═════ TEXT EXCERPT

# "Pure Fix" Fixie bikes?



## FlowMaster23 (Mar 2, 2013)

im looking for a cheap bike to cruise and commute on. and i found the pure fix bike company. has anyone here ever ridden one or know someone who has?. i know it is a cheap bike, being only $325, so im not expecting anything special. i keep on reading bad reviews on them, but then got a little suspicious when every other one told me to go to bikesdirect.com and get something from there. i just want to know if it is a strong bike that will get me from point A to point B just fine, and go on like 10 mile cruises if i want to. tell me any bad things.


----------



## pigmode (Nov 15, 2009)

Those are popular here near the university--see them everywhere it seems. I know one gal who is a serious rider, and has put hundreds of road miles on hers, completely stock. I would guess at that price point, there would be a luck-of-the-draw factor.


----------



## Agwan (Feb 16, 2011)

══════════
═════ DATA EXCERPT

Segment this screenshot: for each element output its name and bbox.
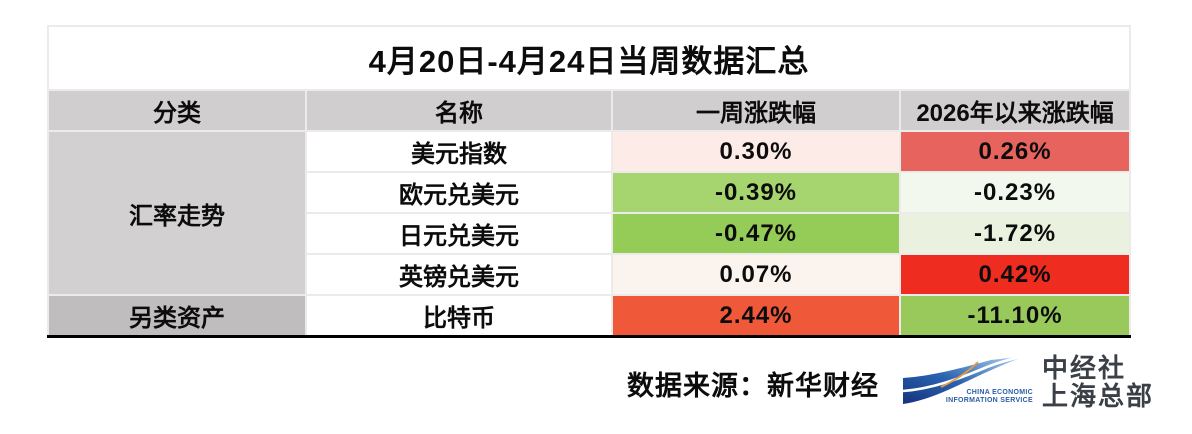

══════════

▸ **CHALLENGE**
In the forum thread about Pure Fix fixie bikes, how much does the first poster say the bike costs?

▸ **ANSWER BELOW**
$325